*Task description*:
In the records below, take the stretch from the line containing "annotation-mark[interactable] [414, 396, 436, 405]" through the line containing "layer-checkbox[interactable] [95, 209, 106, 220]" and write it out again with "layer-checkbox" changed to "layer-toggle" and nothing else altered.

*Recorded data*:
————
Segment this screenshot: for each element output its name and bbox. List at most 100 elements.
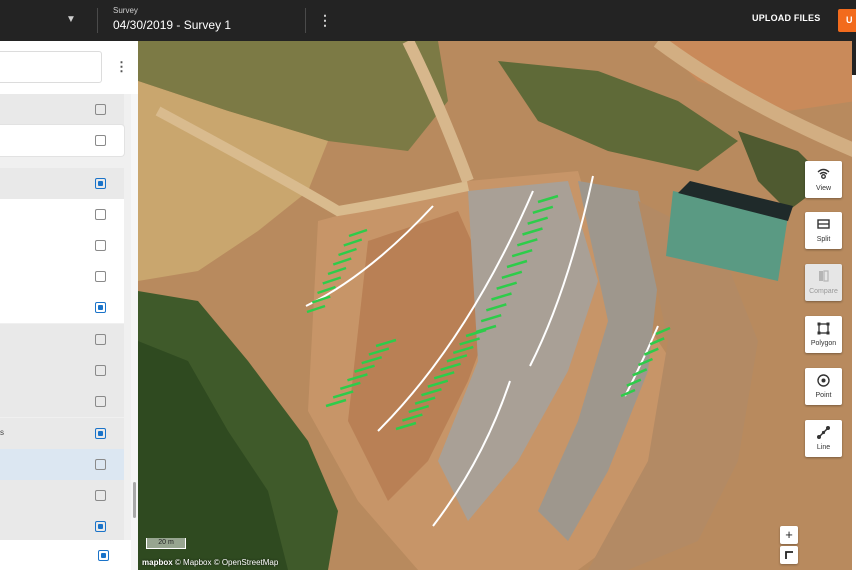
annotation-mark[interactable] [414, 396, 436, 405]
annotation-mark[interactable] [649, 337, 665, 346]
list-item[interactable] [0, 261, 124, 292]
zoom-in-button[interactable]: + [780, 526, 798, 544]
layer-checkbox[interactable] [95, 365, 106, 376]
layer-checkbox[interactable] [95, 240, 106, 251]
list-item[interactable] [0, 324, 124, 355]
compare-tool-button[interactable]: Compare [805, 264, 842, 301]
annotation-mark[interactable] [343, 238, 363, 247]
layer-checkbox[interactable] [95, 209, 106, 220]
annotation-mark[interactable] [408, 404, 430, 414]
list-item[interactable] [0, 94, 124, 125]
upload-files-button[interactable]: UPLOAD FILES [752, 13, 820, 23]
annotation-mark[interactable] [527, 216, 549, 225]
annotation-mark[interactable] [459, 337, 480, 346]
panel-scrollbar[interactable] [131, 94, 138, 570]
annotation-mark[interactable] [496, 281, 518, 290]
annotation-mark[interactable] [361, 355, 383, 365]
annotation-mark[interactable] [638, 357, 653, 367]
annotation-mark[interactable] [632, 368, 648, 377]
list-item[interactable] [0, 230, 124, 261]
annotation-mark[interactable] [626, 378, 642, 387]
annotation-mark[interactable] [327, 266, 347, 276]
layer-checkbox[interactable] [95, 104, 106, 115]
annotation-mark[interactable] [491, 292, 512, 301]
list-item[interactable] [0, 480, 124, 511]
annotation-mark[interactable] [317, 285, 336, 295]
annotation-mark[interactable] [516, 238, 538, 247]
annotation-mark[interactable] [332, 390, 354, 399]
annotation-mark[interactable] [368, 347, 390, 356]
annotation-layer[interactable] [138, 41, 856, 570]
reset-bearing-button[interactable] [780, 546, 798, 564]
annotation-mark[interactable] [511, 248, 533, 258]
annotation-mark[interactable] [325, 398, 347, 408]
point-icon [817, 374, 830, 387]
annotation-mark[interactable] [480, 313, 502, 323]
list-item[interactable] [0, 168, 124, 199]
annotation-mark[interactable] [452, 345, 474, 355]
map-view[interactable]: View Split Compare Polygon Point Line + … [138, 41, 856, 570]
survey-menu-icon[interactable]: ⋮ [318, 12, 332, 28]
annotation-mark[interactable] [433, 371, 455, 380]
polygon-tool-button[interactable]: Polygon [805, 316, 842, 353]
layer-checkbox[interactable] [95, 271, 106, 282]
annotation-mark[interactable] [347, 373, 368, 382]
layer-checkbox[interactable] [95, 459, 106, 470]
list-item-selected[interactable] [0, 449, 124, 480]
layers-panel: ⋮ s [0, 41, 138, 570]
orange-action-button[interactable]: U [838, 9, 856, 32]
panel-search-input[interactable] [0, 51, 102, 83]
list-item[interactable] [0, 125, 124, 156]
layer-checkbox[interactable] [95, 396, 106, 407]
list-item[interactable] [0, 355, 124, 386]
attribution-text[interactable]: © Mapbox © OpenStreetMap [175, 558, 278, 567]
annotation-mark[interactable] [402, 413, 423, 422]
annotation-mark[interactable] [338, 247, 357, 257]
annotation-mark[interactable] [348, 228, 368, 238]
view-tool-button[interactable]: View [805, 161, 842, 198]
list-item[interactable]: s [0, 418, 124, 449]
annotation-mark[interactable] [440, 362, 461, 372]
annotation-mark[interactable] [655, 326, 671, 336]
list-item[interactable] [0, 292, 124, 323]
layer-checkbox[interactable] [95, 490, 106, 501]
annotation-mark[interactable] [311, 295, 331, 304]
annotation-mark[interactable] [501, 270, 523, 280]
scrollbar-thumb[interactable] [133, 482, 136, 518]
annotation-mark[interactable] [375, 338, 397, 348]
layer-checkbox[interactable] [98, 550, 109, 561]
panel-menu-icon[interactable]: ⋮ [115, 58, 128, 76]
layer-checkbox[interactable] [95, 178, 106, 189]
split-tool-button[interactable]: Split [805, 212, 842, 249]
list-item[interactable] [0, 540, 138, 570]
list-item[interactable] [0, 199, 124, 230]
annotation-mark[interactable] [354, 364, 375, 373]
list-item[interactable] [0, 386, 124, 417]
annotation-mark[interactable] [395, 421, 417, 431]
layer-checkbox[interactable] [95, 302, 106, 313]
annotation-mark[interactable] [506, 259, 528, 269]
annotation-mark[interactable] [332, 257, 352, 266]
annotation-mark[interactable] [643, 347, 659, 356]
annotation-mark[interactable] [537, 194, 559, 204]
layer-checkbox[interactable] [95, 521, 106, 532]
annotation-mark[interactable] [339, 381, 361, 391]
annotation-mark[interactable] [427, 379, 449, 388]
annotation-mark[interactable] [446, 354, 468, 363]
tool-label: Polygon [810, 340, 837, 347]
annotation-mark[interactable] [522, 227, 543, 236]
project-dropdown-chevron-icon[interactable]: ▼ [64, 13, 78, 27]
layer-checkbox[interactable] [95, 428, 106, 439]
annotation-mark[interactable] [322, 276, 342, 285]
annotation-mark[interactable] [532, 205, 554, 215]
line-tool-button[interactable]: Line [805, 420, 842, 457]
list-item[interactable] [0, 511, 124, 542]
annotation-mark[interactable] [421, 387, 442, 397]
layer-checkbox[interactable] [95, 135, 106, 146]
survey-title[interactable]: 04/30/2019 - Survey 1 [113, 18, 231, 32]
point-tool-button[interactable]: Point [805, 368, 842, 405]
annotation-mark[interactable] [485, 303, 507, 312]
layer-checkbox[interactable] [95, 334, 106, 345]
annotation-mark[interactable] [306, 304, 326, 314]
annotation-mark[interactable] [620, 388, 636, 398]
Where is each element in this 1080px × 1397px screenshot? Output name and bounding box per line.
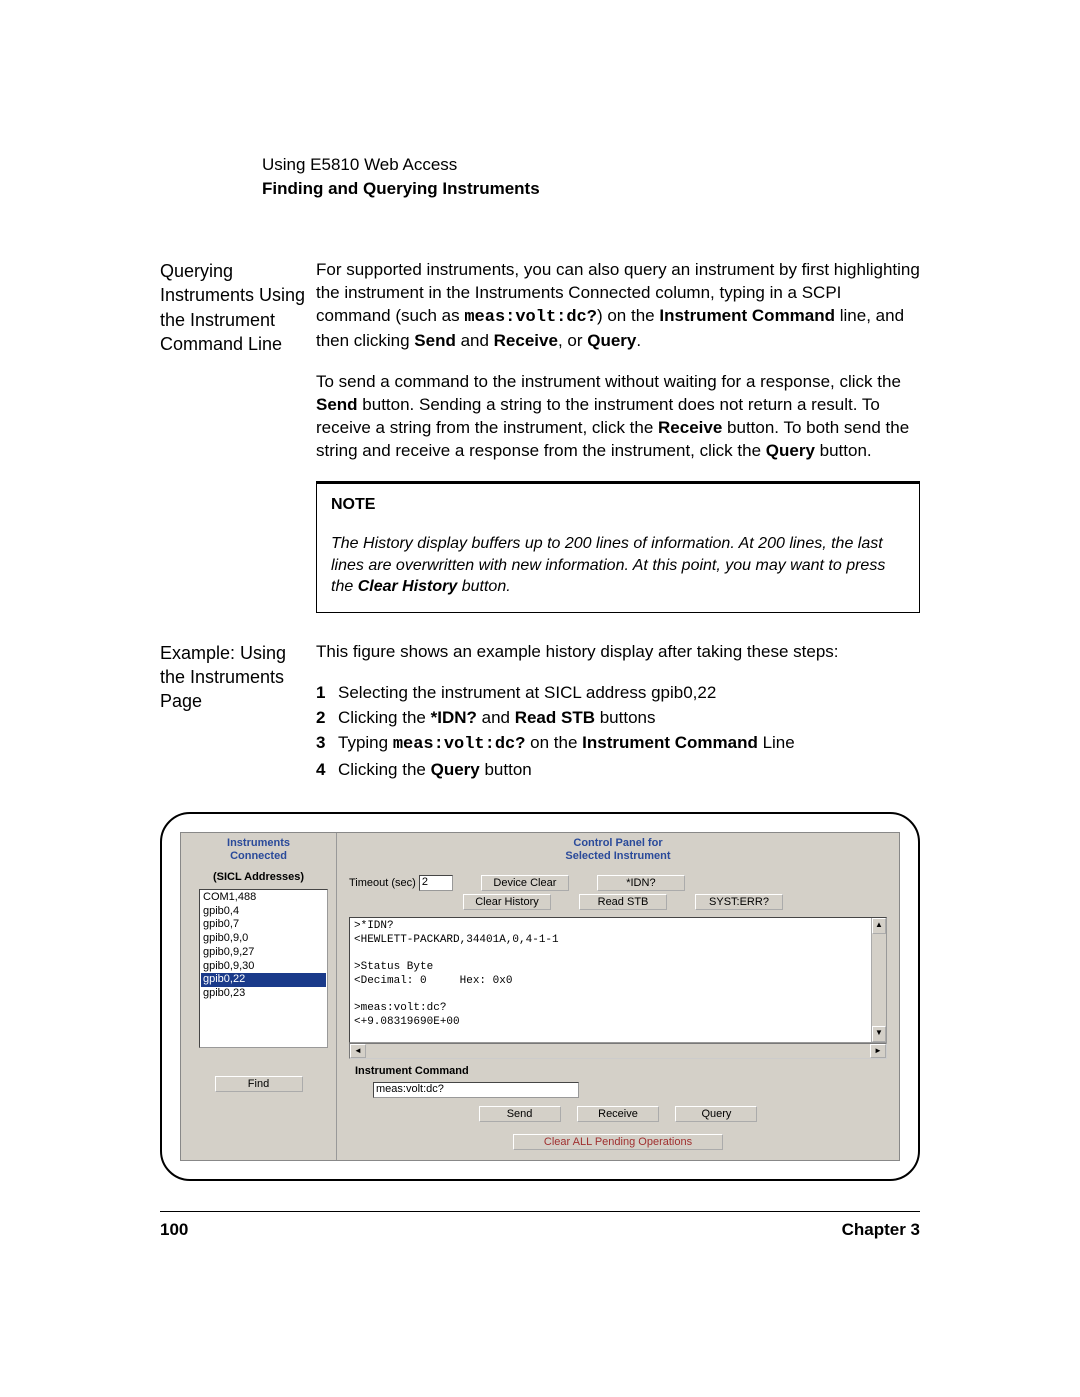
body-example: This figure shows an example history dis… xyxy=(316,641,920,784)
instrument-panel: InstrumentsConnected (SICL Addresses) CO… xyxy=(180,832,900,1161)
address-listbox[interactable]: COM1,488gpib0,4gpib0,7gpib0,9,0gpib0,9,2… xyxy=(199,889,328,1048)
left-title: InstrumentsConnected xyxy=(181,833,336,867)
vertical-scrollbar[interactable]: ▲ ▼ xyxy=(871,918,886,1042)
sicl-addresses-label: (SICL Addresses) xyxy=(181,867,336,887)
horizontal-scrollbar[interactable]: ◄ ► xyxy=(349,1043,887,1059)
address-item[interactable]: gpib0,22 xyxy=(201,973,326,987)
note-label: NOTE xyxy=(331,494,905,516)
side-heading-example: Example: Using the Instruments Page xyxy=(160,641,316,784)
example-intro: This figure shows an example history dis… xyxy=(316,641,920,664)
note-body: The History display buffers up to 200 li… xyxy=(331,533,905,598)
footer-rule xyxy=(160,1211,920,1212)
scroll-left-icon[interactable]: ◄ xyxy=(350,1044,366,1058)
para1: For supported instruments, you can also … xyxy=(316,259,920,353)
right-title: Control Panel forSelected Instrument xyxy=(337,833,899,867)
address-item[interactable]: gpib0,7 xyxy=(201,918,326,932)
address-item[interactable]: gpib0,9,27 xyxy=(201,946,326,960)
syst-err-button[interactable]: SYST:ERR? xyxy=(695,894,783,910)
instrument-command-input[interactable]: meas:volt:dc? xyxy=(373,1082,579,1098)
send-button[interactable]: Send xyxy=(479,1106,561,1122)
history-textarea[interactable]: >*IDN? <HEWLETT-PACKARD,34401A,0,4-1-1 >… xyxy=(349,917,887,1043)
read-stb-button[interactable]: Read STB xyxy=(579,894,667,910)
idn-button[interactable]: *IDN? xyxy=(597,875,685,891)
control-row-1: Timeout (sec) 2 Device Clear *IDN? xyxy=(337,867,899,894)
instrument-command-label: Instrument Command xyxy=(349,1063,887,1079)
instrument-command-section: Instrument Command meas:volt:dc? Send Re… xyxy=(349,1063,887,1126)
address-item[interactable]: gpib0,4 xyxy=(201,905,326,919)
note-box: NOTE The History display buffers up to 2… xyxy=(316,481,920,613)
address-item[interactable]: COM1,488 xyxy=(201,891,326,905)
scroll-right-icon[interactable]: ► xyxy=(870,1044,886,1058)
side-heading-querying: Querying Instruments Using the Instrumen… xyxy=(160,259,316,613)
command-buttons-row: Send Receive Query xyxy=(349,1102,887,1126)
footer: 100 Chapter 3 xyxy=(160,1220,920,1240)
scroll-up-icon[interactable]: ▲ xyxy=(872,918,886,934)
para2: To send a command to the instrument with… xyxy=(316,371,920,463)
header-title: Finding and Querying Instruments xyxy=(262,179,920,199)
address-item[interactable]: gpib0,9,30 xyxy=(201,960,326,974)
step-2: 2Clicking the *IDN? and Read STB buttons xyxy=(316,707,920,730)
address-item[interactable]: gpib0,9,0 xyxy=(201,932,326,946)
step-1: 1Selecting the instrument at SICL addres… xyxy=(316,682,920,705)
page-number: 100 xyxy=(160,1220,188,1240)
scroll-down-icon[interactable]: ▼ xyxy=(872,1026,886,1042)
step-4: 4Clicking the Query button xyxy=(316,759,920,782)
find-button[interactable]: Find xyxy=(215,1076,303,1092)
history-area: >*IDN? <HEWLETT-PACKARD,34401A,0,4-1-1 >… xyxy=(349,917,887,1059)
control-panel-column: Control Panel forSelected Instrument Tim… xyxy=(337,833,899,1160)
body-querying: For supported instruments, you can also … xyxy=(316,259,920,613)
timeout-label: Timeout (sec) xyxy=(349,877,416,889)
document-page: Using E5810 Web Access Finding and Query… xyxy=(0,0,1080,1397)
section-querying: Querying Instruments Using the Instrumen… xyxy=(160,259,920,613)
steps-list: 1Selecting the instrument at SICL addres… xyxy=(316,682,920,782)
receive-button[interactable]: Receive xyxy=(577,1106,659,1122)
header-top-line: Using E5810 Web Access xyxy=(262,155,920,175)
query-button[interactable]: Query xyxy=(675,1106,757,1122)
page-header: Using E5810 Web Access Finding and Query… xyxy=(262,155,920,199)
chapter-label: Chapter 3 xyxy=(842,1220,920,1240)
section-example: Example: Using the Instruments Page This… xyxy=(160,641,920,784)
instruments-connected-column: InstrumentsConnected (SICL Addresses) CO… xyxy=(181,833,337,1160)
timeout-input[interactable]: 2 xyxy=(419,875,453,891)
clear-all-pending-button[interactable]: Clear ALL Pending Operations xyxy=(513,1134,723,1150)
step-3: 3Typing meas:volt:dc? on the Instrument … xyxy=(316,732,920,757)
clear-history-button[interactable]: Clear History xyxy=(463,894,551,910)
control-row-2: Clear History Read STB SYST:ERR? xyxy=(337,894,899,913)
instrument-panel-frame: InstrumentsConnected (SICL Addresses) CO… xyxy=(160,812,920,1181)
address-item[interactable]: gpib0,23 xyxy=(201,987,326,1001)
device-clear-button[interactable]: Device Clear xyxy=(481,875,569,891)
————
*Exercise result*:
annotation-mark[interactable] [414, 396, 436, 405]
annotation-mark[interactable] [649, 337, 665, 346]
list-item[interactable] [0, 261, 124, 292]
zoom-in-button[interactable]: + [780, 526, 798, 544]
layer-toggle[interactable] [95, 365, 106, 376]
layer-toggle[interactable] [95, 240, 106, 251]
list-item[interactable] [0, 324, 124, 355]
compare-tool-button[interactable]: Compare [805, 264, 842, 301]
annotation-mark[interactable] [343, 238, 363, 247]
layer-toggle[interactable] [95, 209, 106, 220]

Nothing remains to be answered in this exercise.